All of the records below need to be copied exactly.

Dataset rows about figures
------------------------

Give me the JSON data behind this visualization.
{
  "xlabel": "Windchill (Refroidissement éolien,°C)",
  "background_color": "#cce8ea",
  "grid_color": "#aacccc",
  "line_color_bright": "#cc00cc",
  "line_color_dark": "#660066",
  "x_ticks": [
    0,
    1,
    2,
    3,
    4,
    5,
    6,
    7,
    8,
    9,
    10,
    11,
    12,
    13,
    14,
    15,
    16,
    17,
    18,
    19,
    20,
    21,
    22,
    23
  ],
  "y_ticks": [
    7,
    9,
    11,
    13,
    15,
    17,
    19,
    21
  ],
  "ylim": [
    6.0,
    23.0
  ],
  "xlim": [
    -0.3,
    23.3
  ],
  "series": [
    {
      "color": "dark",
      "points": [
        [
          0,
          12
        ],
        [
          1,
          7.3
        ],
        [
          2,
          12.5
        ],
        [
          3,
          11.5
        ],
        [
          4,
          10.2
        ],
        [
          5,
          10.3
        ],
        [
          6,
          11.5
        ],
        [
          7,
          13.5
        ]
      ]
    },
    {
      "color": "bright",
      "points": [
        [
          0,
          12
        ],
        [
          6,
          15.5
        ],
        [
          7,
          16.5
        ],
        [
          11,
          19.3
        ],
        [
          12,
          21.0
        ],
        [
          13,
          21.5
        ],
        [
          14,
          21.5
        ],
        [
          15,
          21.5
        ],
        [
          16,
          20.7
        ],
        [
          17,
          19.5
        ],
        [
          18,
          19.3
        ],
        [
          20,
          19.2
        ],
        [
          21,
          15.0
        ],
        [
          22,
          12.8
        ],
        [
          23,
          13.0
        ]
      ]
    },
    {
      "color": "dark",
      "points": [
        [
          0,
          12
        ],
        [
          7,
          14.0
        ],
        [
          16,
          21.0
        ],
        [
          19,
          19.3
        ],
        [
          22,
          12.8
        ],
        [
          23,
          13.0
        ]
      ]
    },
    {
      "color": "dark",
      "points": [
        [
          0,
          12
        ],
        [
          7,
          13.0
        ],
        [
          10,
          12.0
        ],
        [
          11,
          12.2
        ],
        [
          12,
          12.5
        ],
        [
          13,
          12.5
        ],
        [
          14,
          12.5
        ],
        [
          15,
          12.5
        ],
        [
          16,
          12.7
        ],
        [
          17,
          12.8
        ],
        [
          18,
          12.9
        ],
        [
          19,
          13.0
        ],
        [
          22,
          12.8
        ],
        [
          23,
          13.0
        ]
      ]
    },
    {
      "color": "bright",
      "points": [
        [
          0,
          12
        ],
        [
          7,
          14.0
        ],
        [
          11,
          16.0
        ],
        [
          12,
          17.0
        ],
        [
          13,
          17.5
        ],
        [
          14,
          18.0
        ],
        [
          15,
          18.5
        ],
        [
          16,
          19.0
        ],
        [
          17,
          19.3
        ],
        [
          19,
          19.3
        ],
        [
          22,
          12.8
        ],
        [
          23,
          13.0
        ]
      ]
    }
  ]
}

------------------------

Exercise output
Give me the JSON data behind this visualization.
{
  "xlabel": "Windchill (Refroidissement éolien,°C)",
  "background_color": "#cce8ea",
  "grid_color": "#aacccc",
  "line_color_bright": "#cc00cc",
  "line_color_dark": "#660066",
  "x_ticks": [
    0,
    1,
    2,
    3,
    4,
    5,
    6,
    7,
    8,
    9,
    10,
    11,
    12,
    13,
    14,
    15,
    16,
    17,
    18,
    19,
    20,
    21,
    22,
    23
  ],
  "y_ticks": [
    7,
    9,
    11,
    13,
    15,
    17,
    19,
    21
  ],
  "ylim": [
    6.0,
    23.0
  ],
  "xlim": [
    -0.3,
    23.3
  ],
  "series": [
    {
      "color": "dark",
      "points": [
        [
          0,
          12
        ],
        [
          1,
          7.3
        ],
        [
          2,
          12.5
        ],
        [
          3,
          11.5
        ],
        [
          4,
          10.2
        ],
        [
          5,
          10.3
        ],
        [
          6,
          11.5
        ],
        [
          7,
          13.5
        ]
      ]
    },
    {
      "color": "bright",
      "points": [
        [
          0,
          12
        ],
        [
          6,
          15.5
        ],
        [
          7,
          16.5
        ],
        [
          11,
          19.3
        ],
        [
          12,
          21.0
        ],
        [
          13,
          21.5
        ],
        [
          14,
          21.5
        ],
        [
          15,
          21.5
        ],
        [
          16,
          20.7
        ],
        [
          17,
          19.5
        ],
        [
          18,
          19.3
        ],
        [
          20,
          19.2
        ],
        [
          21,
          15.0
        ],
        [
          22,
          12.8
        ],
        [
          23,
          13.0
        ]
      ]
    },
    {
      "color": "dark",
      "points": [
        [
          0,
          12
        ],
        [
          7,
          14.0
        ],
        [
          16,
          21.0
        ],
        [
          19,
          19.3
        ],
        [
          22,
          12.8
        ],
        [
          23,
          13.0
        ]
      ]
    },
    {
      "color": "dark",
      "points": [
        [
          0,
          12
        ],
        [
          7,
          13.0
        ],
        [
          10,
          12.0
        ],
        [
          11,
          12.2
        ],
        [
          12,
          12.5
        ],
        [
          13,
          12.5
        ],
        [
          14,
          12.5
        ],
        [
          15,
          12.5
        ],
        [
          16,
          12.7
        ],
        [
          17,
          12.8
        ],
        [
          18,
          12.9
        ],
        [
          19,
          13.0
        ],
        [
          22,
          12.8
        ],
        [
          23,
          13.0
        ]
      ]
    },
    {
      "color": "bright",
      "points": [
        [
          0,
          12
        ],
        [
          7,
          14.0
        ],
        [
          11,
          16.0
        ],
        [
          12,
          17.0
        ],
        [
          13,
          17.5
        ],
        [
          14,
          18.0
        ],
        [
          15,
          18.5
        ],
        [
          16,
          19.0
        ],
        [
          17,
          19.3
        ],
        [
          19,
          19.3
        ],
        [
          22,
          12.8
        ],
        [
          23,
          13.0
        ]
      ]
    }
  ]
}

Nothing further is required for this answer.